* _What you are asked to do_
Lines containing the string "from" are to be collected in full.

[Collected data entries]
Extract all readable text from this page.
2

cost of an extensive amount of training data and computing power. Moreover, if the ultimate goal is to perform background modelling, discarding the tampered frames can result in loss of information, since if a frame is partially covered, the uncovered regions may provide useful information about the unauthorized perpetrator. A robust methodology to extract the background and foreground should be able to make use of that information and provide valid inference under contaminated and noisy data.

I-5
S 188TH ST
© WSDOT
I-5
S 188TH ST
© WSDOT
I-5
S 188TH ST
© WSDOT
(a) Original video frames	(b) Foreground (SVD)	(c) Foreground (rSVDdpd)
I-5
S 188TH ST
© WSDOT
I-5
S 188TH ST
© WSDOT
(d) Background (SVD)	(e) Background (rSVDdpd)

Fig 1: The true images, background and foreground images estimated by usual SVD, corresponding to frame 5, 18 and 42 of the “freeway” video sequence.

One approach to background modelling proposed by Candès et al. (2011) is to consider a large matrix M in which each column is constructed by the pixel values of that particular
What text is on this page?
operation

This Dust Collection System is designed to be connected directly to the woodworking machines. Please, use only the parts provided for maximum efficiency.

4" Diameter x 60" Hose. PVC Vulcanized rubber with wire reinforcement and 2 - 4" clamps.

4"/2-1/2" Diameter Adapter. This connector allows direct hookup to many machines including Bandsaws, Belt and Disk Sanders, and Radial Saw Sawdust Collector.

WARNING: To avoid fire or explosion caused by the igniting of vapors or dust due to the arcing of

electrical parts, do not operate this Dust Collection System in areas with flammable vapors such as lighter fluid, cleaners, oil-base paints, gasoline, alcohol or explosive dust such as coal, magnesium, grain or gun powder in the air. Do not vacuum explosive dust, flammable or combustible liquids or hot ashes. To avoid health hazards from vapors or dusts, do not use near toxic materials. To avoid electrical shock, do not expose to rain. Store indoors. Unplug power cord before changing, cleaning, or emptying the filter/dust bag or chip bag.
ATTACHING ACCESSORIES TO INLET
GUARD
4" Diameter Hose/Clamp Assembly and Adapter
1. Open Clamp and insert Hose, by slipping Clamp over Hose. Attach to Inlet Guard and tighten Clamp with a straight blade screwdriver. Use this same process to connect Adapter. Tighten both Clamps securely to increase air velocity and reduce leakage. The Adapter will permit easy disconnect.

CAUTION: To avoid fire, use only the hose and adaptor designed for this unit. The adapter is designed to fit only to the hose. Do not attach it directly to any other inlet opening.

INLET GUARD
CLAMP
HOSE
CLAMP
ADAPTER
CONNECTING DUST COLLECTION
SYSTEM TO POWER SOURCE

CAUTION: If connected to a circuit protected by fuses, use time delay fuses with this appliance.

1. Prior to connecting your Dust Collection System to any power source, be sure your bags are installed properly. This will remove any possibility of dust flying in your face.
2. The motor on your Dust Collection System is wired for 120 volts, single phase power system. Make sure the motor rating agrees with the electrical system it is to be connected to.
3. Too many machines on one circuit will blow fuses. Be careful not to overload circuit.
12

* _Written solution_
Extract all readable text from this page.
electrical parts, do not operate this Dust Collection System in areas with flammable vapors such as lighter fluid, cleaners, oil-base paints, gasoline, alcohol or explosive dust such as coal, magnesium, grain or gun powder in the air. Do not vacuum explosive dust, flammable or combustible liquids or hot ashes. To avoid health hazards from vapors or dusts, do not use near toxic materials. To avoid electrical shock, do not expose to rain. Store indoors. Unplug power cord before changing, cleaning, or emptying the filter/dust bag or chip bag.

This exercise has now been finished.